Aim >>
Transcribe all the entries word for word, skipping the pictures.

┌─ Data for this exercise

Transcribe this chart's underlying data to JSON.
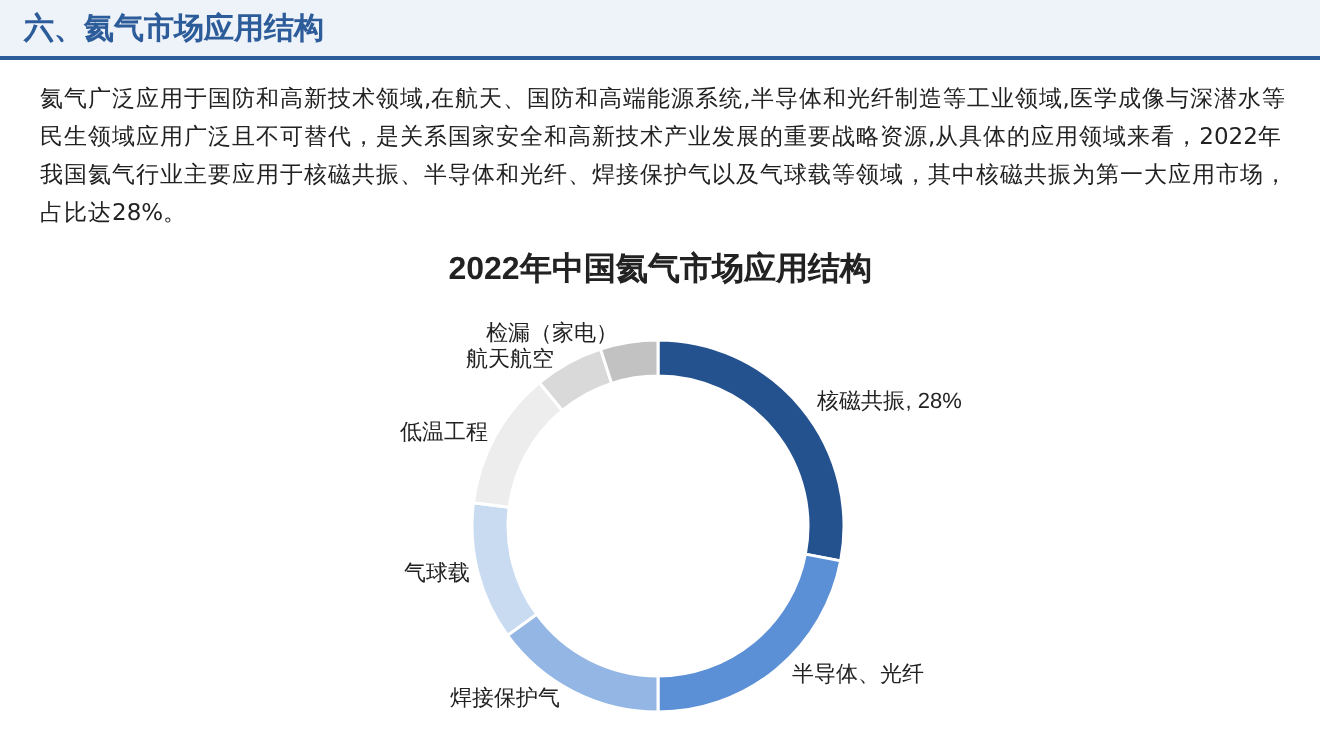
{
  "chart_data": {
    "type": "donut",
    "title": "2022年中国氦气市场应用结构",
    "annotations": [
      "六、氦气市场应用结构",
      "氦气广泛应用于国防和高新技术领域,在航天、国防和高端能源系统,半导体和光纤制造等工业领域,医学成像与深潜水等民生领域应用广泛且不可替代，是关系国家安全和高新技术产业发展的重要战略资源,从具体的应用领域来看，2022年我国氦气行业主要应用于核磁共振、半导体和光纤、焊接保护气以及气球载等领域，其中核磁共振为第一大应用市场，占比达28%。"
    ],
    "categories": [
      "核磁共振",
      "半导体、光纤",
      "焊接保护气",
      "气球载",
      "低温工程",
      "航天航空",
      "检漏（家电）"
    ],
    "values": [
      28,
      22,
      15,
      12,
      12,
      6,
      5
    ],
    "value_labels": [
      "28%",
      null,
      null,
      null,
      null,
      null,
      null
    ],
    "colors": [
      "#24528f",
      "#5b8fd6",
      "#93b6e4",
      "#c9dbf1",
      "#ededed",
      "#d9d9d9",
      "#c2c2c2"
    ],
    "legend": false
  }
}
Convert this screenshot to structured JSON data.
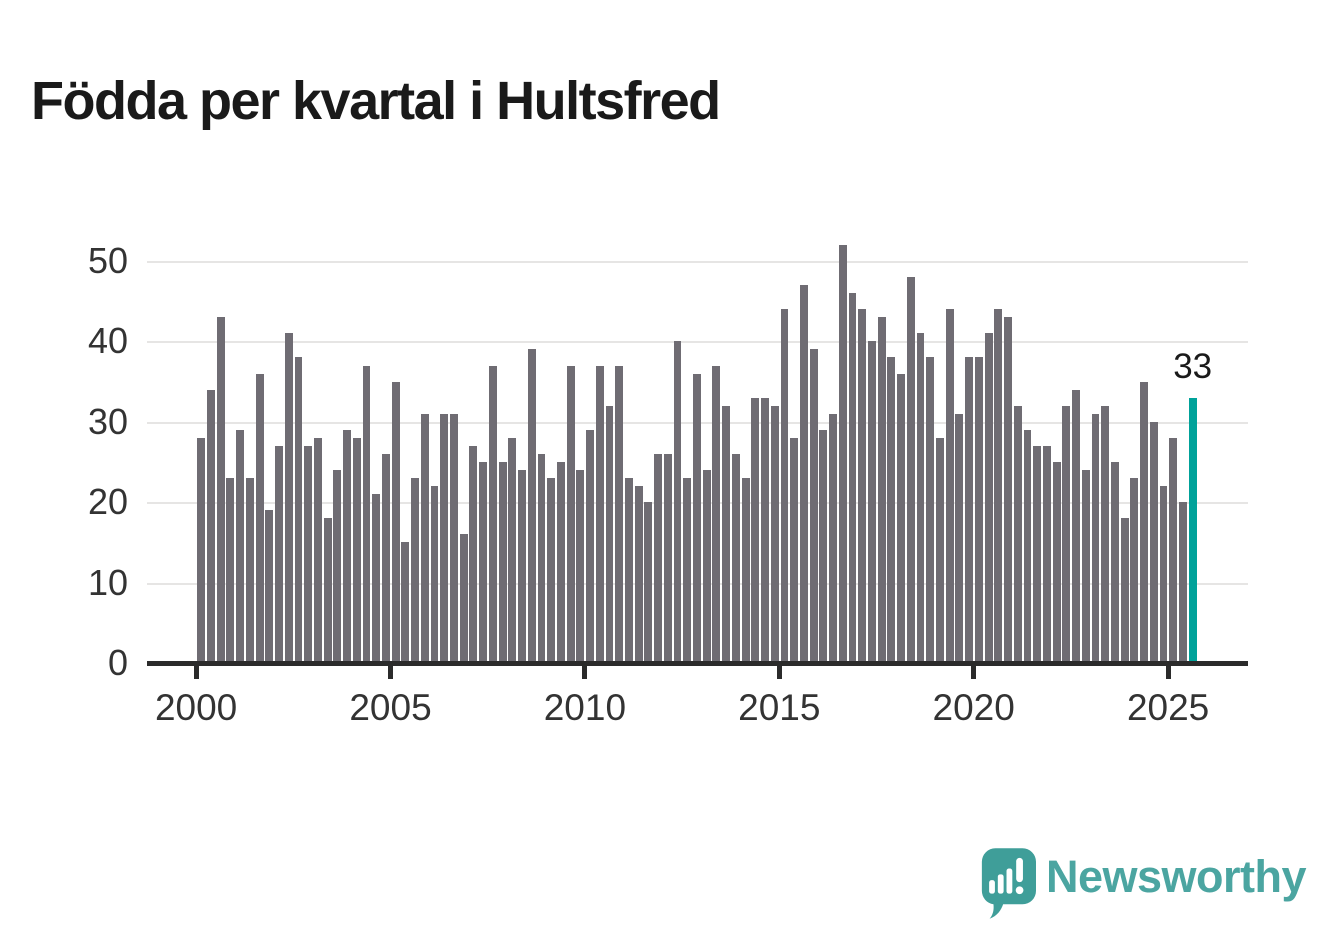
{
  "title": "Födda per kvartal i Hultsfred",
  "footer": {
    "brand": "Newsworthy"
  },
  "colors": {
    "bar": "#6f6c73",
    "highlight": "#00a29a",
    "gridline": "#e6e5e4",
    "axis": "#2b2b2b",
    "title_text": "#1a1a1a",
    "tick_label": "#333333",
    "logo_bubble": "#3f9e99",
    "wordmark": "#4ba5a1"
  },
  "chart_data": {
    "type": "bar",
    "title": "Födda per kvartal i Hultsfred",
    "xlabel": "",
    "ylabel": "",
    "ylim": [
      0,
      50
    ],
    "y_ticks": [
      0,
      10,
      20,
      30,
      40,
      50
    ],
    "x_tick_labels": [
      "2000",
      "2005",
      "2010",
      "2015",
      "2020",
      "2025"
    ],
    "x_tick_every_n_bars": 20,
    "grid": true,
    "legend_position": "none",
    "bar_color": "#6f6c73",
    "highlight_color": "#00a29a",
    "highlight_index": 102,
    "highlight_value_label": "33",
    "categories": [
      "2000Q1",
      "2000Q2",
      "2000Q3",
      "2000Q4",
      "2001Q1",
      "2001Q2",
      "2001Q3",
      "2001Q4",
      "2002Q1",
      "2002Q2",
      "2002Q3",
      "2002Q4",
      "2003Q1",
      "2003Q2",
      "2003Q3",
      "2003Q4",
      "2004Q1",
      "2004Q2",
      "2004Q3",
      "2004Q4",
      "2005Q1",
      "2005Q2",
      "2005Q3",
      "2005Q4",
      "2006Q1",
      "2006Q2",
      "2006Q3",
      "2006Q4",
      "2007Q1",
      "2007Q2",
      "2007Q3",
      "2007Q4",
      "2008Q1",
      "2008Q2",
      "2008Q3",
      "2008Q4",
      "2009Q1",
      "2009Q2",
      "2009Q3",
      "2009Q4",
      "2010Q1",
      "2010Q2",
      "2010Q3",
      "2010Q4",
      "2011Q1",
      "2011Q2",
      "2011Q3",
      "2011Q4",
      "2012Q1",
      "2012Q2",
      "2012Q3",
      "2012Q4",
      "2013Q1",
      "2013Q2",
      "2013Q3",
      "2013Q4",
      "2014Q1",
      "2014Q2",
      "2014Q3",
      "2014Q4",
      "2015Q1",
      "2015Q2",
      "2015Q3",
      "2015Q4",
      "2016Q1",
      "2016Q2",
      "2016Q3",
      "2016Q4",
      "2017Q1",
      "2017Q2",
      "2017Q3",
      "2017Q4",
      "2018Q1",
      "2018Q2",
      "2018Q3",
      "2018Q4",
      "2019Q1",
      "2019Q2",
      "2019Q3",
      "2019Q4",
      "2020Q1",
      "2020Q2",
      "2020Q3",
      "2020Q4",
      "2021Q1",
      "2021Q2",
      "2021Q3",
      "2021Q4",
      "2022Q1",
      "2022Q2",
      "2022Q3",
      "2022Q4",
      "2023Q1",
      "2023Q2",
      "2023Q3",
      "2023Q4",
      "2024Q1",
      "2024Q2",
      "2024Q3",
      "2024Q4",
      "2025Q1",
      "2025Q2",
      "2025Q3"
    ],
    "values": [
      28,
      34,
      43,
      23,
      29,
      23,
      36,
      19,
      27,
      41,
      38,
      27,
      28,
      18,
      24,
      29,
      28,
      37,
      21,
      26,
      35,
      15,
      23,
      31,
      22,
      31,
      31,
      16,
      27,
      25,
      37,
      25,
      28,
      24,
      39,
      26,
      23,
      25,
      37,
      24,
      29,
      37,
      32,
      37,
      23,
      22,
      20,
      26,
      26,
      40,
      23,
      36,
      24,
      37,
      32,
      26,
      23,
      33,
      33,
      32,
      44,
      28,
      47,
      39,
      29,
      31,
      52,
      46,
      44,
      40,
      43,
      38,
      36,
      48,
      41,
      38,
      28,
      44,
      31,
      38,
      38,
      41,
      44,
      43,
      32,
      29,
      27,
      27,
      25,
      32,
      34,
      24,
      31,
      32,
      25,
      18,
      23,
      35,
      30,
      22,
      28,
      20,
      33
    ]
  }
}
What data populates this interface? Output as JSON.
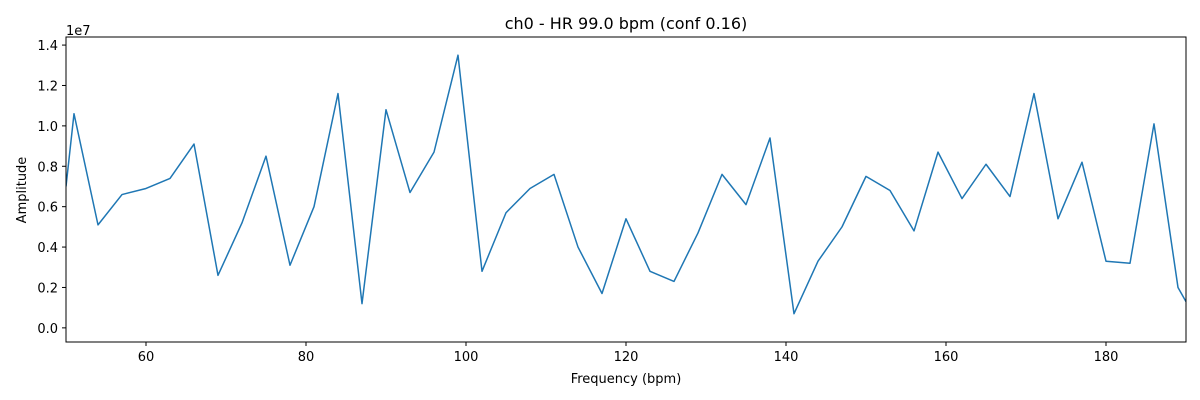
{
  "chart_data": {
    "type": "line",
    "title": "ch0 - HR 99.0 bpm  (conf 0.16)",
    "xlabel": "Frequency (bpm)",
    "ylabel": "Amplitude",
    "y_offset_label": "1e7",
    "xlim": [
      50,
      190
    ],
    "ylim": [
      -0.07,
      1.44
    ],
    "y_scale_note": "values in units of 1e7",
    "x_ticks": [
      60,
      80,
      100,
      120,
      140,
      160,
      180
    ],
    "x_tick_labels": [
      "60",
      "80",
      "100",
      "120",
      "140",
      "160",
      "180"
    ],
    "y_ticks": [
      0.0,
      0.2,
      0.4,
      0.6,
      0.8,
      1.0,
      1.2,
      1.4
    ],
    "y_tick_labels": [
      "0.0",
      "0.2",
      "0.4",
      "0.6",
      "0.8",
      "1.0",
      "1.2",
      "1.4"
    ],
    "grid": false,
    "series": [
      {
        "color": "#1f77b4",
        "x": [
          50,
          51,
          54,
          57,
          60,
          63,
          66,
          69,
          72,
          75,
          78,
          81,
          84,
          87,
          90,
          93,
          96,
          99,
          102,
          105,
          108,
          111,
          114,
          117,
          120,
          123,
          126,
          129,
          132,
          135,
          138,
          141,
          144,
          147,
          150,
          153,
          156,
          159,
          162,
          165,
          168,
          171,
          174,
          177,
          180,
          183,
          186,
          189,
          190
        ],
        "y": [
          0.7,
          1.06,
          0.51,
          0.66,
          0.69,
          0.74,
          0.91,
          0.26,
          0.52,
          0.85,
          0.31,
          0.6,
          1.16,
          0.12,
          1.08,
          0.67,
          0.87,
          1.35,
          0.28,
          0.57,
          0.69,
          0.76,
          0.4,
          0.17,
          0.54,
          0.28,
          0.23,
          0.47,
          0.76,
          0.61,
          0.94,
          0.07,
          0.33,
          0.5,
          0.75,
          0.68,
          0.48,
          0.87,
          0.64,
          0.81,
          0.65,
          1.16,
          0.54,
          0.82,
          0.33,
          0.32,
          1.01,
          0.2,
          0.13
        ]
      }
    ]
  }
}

└─

Reply to the exercise >>
Transcribe this chart's underlying data to JSON.
{
  "chart_data": {
    "type": "donut",
    "title": "2022年中国氦气市场应用结构",
    "annotations": [
      "六、氦气市场应用结构",
      "氦气广泛应用于国防和高新技术领域,在航天、国防和高端能源系统,半导体和光纤制造等工业领域,医学成像与深潜水等民生领域应用广泛且不可替代，是关系国家安全和高新技术产业发展的重要战略资源,从具体的应用领域来看，2022年我国氦气行业主要应用于核磁共振、半导体和光纤、焊接保护气以及气球载等领域，其中核磁共振为第一大应用市场，占比达28%。"
    ],
    "categories": [
      "核磁共振",
      "半导体、光纤",
      "焊接保护气",
      "气球载",
      "低温工程",
      "航天航空",
      "检漏（家电）"
    ],
    "values": [
      28,
      22,
      15,
      12,
      12,
      6,
      5
    ],
    "value_labels": [
      "28%",
      null,
      null,
      null,
      null,
      null,
      null
    ],
    "colors": [
      "#24528f",
      "#5b8fd6",
      "#93b6e4",
      "#c9dbf1",
      "#ededed",
      "#d9d9d9",
      "#c2c2c2"
    ],
    "legend": false
  }
}
Convert this screenshot to structured JSON data.
{
  "title": "Födda per kvartal i Hultsfred",
  "footer": {
    "brand": "Newsworthy"
  },
  "colors": {
    "bar": "#6f6c73",
    "highlight": "#00a29a",
    "gridline": "#e6e5e4",
    "axis": "#2b2b2b",
    "title_text": "#1a1a1a",
    "tick_label": "#333333",
    "logo_bubble": "#3f9e99",
    "wordmark": "#4ba5a1"
  },
  "chart_data": {
    "type": "bar",
    "title": "Födda per kvartal i Hultsfred",
    "xlabel": "",
    "ylabel": "",
    "ylim": [
      0,
      50
    ],
    "y_ticks": [
      0,
      10,
      20,
      30,
      40,
      50
    ],
    "x_tick_labels": [
      "2000",
      "2005",
      "2010",
      "2015",
      "2020",
      "2025"
    ],
    "x_tick_every_n_bars": 20,
    "grid": true,
    "legend_position": "none",
    "bar_color": "#6f6c73",
    "highlight_color": "#00a29a",
    "highlight_index": 102,
    "highlight_value_label": "33",
    "categories": [
      "2000Q1",
      "2000Q2",
      "2000Q3",
      "2000Q4",
      "2001Q1",
      "2001Q2",
      "2001Q3",
      "2001Q4",
      "2002Q1",
      "2002Q2",
      "2002Q3",
      "2002Q4",
      "2003Q1",
      "2003Q2",
      "2003Q3",
      "2003Q4",
      "2004Q1",
      "2004Q2",
      "2004Q3",
      "2004Q4",
      "2005Q1",
      "2005Q2",
      "2005Q3",
      "2005Q4",
      "2006Q1",
      "2006Q2",
      "2006Q3",
      "2006Q4",
      "2007Q1",
      "2007Q2",
      "2007Q3",
      "2007Q4",
      "2008Q1",
      "2008Q2",
      "2008Q3",
      "2008Q4",
      "2009Q1",
      "2009Q2",
      "2009Q3",
      "2009Q4",
      "2010Q1",
      "2010Q2",
      "2010Q3",
      "2010Q4",
      "2011Q1",
      "2011Q2",
      "2011Q3",
      "2011Q4",
      "2012Q1",
      "2012Q2",
      "2012Q3",
      "2012Q4",
      "2013Q1",
      "2013Q2",
      "2013Q3",
      "2013Q4",
      "2014Q1",
      "2014Q2",
      "2014Q3",
      "2014Q4",
      "2015Q1",
      "2015Q2",
      "2015Q3",
      "2015Q4",
      "2016Q1",
      "2016Q2",
      "2016Q3",
      "2016Q4",
      "2017Q1",
      "2017Q2",
      "2017Q3",
      "2017Q4",
      "2018Q1",
      "2018Q2",
      "2018Q3",
      "2018Q4",
      "2019Q1",
      "2019Q2",
      "2019Q3",
      "2019Q4",
      "2020Q1",
      "2020Q2",
      "2020Q3",
      "2020Q4",
      "2021Q1",
      "2021Q2",
      "2021Q3",
      "2021Q4",
      "2022Q1",
      "2022Q2",
      "2022Q3",
      "2022Q4",
      "2023Q1",
      "2023Q2",
      "2023Q3",
      "2023Q4",
      "2024Q1",
      "2024Q2",
      "2024Q3",
      "2024Q4",
      "2025Q1",
      "2025Q2",
      "2025Q3"
    ],
    "values": [
      28,
      34,
      43,
      23,
      29,
      23,
      36,
      19,
      27,
      41,
      38,
      27,
      28,
      18,
      24,
      29,
      28,
      37,
      21,
      26,
      35,
      15,
      23,
      31,
      22,
      31,
      31,
      16,
      27,
      25,
      37,
      25,
      28,
      24,
      39,
      26,
      23,
      25,
      37,
      24,
      29,
      37,
      32,
      37,
      23,
      22,
      20,
      26,
      26,
      40,
      23,
      36,
      24,
      37,
      32,
      26,
      23,
      33,
      33,
      32,
      44,
      28,
      47,
      39,
      29,
      31,
      52,
      46,
      44,
      40,
      43,
      38,
      36,
      48,
      41,
      38,
      28,
      44,
      31,
      38,
      38,
      41,
      44,
      43,
      32,
      29,
      27,
      27,
      25,
      32,
      34,
      24,
      31,
      32,
      25,
      18,
      23,
      35,
      30,
      22,
      28,
      20,
      33
    ]
  }
}
What data populates this interface? Output as JSON.
{
  "chart_data": {
    "type": "line",
    "title": "ch0 - HR 99.0 bpm  (conf 0.16)",
    "xlabel": "Frequency (bpm)",
    "ylabel": "Amplitude",
    "y_offset_label": "1e7",
    "xlim": [
      50,
      190
    ],
    "ylim": [
      -0.07,
      1.44
    ],
    "y_scale_note": "values in units of 1e7",
    "x_ticks": [
      60,
      80,
      100,
      120,
      140,
      160,
      180
    ],
    "x_tick_labels": [
      "60",
      "80",
      "100",
      "120",
      "140",
      "160",
      "180"
    ],
    "y_ticks": [
      0.0,
      0.2,
      0.4,
      0.6,
      0.8,
      1.0,
      1.2,
      1.4
    ],
    "y_tick_labels": [
      "0.0",
      "0.2",
      "0.4",
      "0.6",
      "0.8",
      "1.0",
      "1.2",
      "1.4"
    ],
    "grid": false,
    "series": [
      {
        "color": "#1f77b4",
        "x": [
          50,
          51,
          54,
          57,
          60,
          63,
          66,
          69,
          72,
          75,
          78,
          81,
          84,
          87,
          90,
          93,
          96,
          99,
          102,
          105,
          108,
          111,
          114,
          117,
          120,
          123,
          126,
          129,
          132,
          135,
          138,
          141,
          144,
          147,
          150,
          153,
          156,
          159,
          162,
          165,
          168,
          171,
          174,
          177,
          180,
          183,
          186,
          189,
          190
        ],
        "y": [
          0.7,
          1.06,
          0.51,
          0.66,
          0.69,
          0.74,
          0.91,
          0.26,
          0.52,
          0.85,
          0.31,
          0.6,
          1.16,
          0.12,
          1.08,
          0.67,
          0.87,
          1.35,
          0.28,
          0.57,
          0.69,
          0.76,
          0.4,
          0.17,
          0.54,
          0.28,
          0.23,
          0.47,
          0.76,
          0.61,
          0.94,
          0.07,
          0.33,
          0.5,
          0.75,
          0.68,
          0.48,
          0.87,
          0.64,
          0.81,
          0.65,
          1.16,
          0.54,
          0.82,
          0.33,
          0.32,
          1.01,
          0.2,
          0.13
        ]
      }
    ]
  }
}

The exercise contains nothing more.